[Stored data entries]
::::::::::

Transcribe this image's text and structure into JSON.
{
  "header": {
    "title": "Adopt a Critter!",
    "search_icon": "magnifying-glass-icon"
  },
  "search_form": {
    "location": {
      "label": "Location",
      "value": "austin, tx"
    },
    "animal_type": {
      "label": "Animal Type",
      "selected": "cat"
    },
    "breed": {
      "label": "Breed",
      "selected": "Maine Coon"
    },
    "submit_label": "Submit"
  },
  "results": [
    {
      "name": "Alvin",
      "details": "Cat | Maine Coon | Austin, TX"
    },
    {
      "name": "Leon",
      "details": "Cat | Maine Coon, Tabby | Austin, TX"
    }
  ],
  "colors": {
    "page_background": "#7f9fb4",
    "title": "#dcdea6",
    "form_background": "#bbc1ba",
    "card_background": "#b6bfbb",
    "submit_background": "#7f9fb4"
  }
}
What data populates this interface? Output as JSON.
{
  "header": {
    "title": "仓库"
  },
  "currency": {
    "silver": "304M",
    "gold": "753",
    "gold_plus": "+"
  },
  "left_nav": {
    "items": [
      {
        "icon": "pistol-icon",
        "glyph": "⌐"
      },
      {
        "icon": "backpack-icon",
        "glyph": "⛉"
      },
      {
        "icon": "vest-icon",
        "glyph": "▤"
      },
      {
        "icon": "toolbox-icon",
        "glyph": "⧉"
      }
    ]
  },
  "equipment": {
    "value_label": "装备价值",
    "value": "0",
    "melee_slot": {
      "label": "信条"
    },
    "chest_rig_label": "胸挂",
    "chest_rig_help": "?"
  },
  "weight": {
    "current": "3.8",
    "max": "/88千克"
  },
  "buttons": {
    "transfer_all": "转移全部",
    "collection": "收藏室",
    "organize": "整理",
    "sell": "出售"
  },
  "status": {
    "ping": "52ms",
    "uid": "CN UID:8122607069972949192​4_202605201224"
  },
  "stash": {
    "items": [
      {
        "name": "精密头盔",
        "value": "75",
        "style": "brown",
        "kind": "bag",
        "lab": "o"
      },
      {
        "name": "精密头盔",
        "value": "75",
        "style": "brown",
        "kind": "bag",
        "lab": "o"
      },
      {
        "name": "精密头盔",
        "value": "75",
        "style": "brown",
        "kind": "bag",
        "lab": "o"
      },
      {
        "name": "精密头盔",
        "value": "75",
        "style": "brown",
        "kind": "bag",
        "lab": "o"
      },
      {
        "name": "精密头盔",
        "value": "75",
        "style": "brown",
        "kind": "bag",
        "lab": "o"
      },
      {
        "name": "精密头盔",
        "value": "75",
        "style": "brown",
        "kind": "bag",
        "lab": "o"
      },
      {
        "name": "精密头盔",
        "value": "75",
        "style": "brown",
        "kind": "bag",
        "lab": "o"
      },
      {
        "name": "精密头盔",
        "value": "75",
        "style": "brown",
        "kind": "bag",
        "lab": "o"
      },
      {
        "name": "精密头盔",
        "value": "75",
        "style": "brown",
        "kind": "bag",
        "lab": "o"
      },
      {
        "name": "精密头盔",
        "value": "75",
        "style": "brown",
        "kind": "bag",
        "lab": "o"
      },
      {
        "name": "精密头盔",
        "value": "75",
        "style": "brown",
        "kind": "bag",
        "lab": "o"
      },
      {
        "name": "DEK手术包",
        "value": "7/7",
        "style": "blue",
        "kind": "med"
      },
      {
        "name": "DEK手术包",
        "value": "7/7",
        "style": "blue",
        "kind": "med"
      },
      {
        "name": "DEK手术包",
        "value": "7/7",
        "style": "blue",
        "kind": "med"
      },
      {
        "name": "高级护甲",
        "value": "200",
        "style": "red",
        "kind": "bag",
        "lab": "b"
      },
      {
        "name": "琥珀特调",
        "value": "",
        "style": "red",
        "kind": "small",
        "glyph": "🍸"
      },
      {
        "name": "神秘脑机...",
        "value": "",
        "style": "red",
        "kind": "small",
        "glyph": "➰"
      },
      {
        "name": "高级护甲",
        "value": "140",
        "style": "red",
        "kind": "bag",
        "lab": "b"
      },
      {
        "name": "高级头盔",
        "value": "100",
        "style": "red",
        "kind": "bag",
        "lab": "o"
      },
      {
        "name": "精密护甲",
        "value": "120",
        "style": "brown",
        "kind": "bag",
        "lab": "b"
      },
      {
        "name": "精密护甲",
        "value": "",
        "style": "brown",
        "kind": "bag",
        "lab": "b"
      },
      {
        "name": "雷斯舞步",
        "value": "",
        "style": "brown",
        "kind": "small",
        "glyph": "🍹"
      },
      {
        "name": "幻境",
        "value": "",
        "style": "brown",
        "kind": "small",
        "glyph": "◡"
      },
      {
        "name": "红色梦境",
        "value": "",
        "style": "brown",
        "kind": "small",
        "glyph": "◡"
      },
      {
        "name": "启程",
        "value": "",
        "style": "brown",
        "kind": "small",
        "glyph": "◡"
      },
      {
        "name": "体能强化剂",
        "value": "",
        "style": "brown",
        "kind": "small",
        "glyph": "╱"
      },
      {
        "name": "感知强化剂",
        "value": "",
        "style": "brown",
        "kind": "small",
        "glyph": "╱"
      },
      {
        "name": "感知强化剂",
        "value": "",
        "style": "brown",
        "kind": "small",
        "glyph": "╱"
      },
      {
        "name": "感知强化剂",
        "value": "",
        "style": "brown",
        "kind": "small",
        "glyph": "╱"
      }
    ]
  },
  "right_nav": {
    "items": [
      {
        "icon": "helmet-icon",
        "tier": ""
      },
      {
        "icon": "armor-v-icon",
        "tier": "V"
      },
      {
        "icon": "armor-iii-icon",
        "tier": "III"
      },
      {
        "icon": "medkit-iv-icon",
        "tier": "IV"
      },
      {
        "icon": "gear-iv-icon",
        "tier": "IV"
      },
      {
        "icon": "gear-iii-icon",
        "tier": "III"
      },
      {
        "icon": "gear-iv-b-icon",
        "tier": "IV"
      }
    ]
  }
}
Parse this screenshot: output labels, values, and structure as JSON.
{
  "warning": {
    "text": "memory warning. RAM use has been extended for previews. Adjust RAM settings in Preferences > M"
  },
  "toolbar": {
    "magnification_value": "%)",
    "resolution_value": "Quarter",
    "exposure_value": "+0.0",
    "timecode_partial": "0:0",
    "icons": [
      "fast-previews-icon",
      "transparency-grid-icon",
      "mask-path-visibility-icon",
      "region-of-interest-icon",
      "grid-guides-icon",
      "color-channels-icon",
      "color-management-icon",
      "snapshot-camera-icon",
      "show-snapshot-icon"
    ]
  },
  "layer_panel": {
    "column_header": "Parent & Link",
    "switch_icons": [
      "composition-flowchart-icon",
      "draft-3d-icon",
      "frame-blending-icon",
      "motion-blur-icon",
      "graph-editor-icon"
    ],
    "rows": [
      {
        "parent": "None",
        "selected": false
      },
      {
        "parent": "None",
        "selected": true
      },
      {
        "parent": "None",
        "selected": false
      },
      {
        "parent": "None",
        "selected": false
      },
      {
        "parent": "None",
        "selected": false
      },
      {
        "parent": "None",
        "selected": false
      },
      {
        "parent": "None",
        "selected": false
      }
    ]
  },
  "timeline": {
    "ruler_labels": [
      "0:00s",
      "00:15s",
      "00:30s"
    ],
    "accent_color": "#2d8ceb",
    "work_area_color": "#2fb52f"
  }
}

::::::::::

Tally the lines in the listing that hold "JSON" and report the number alone.

3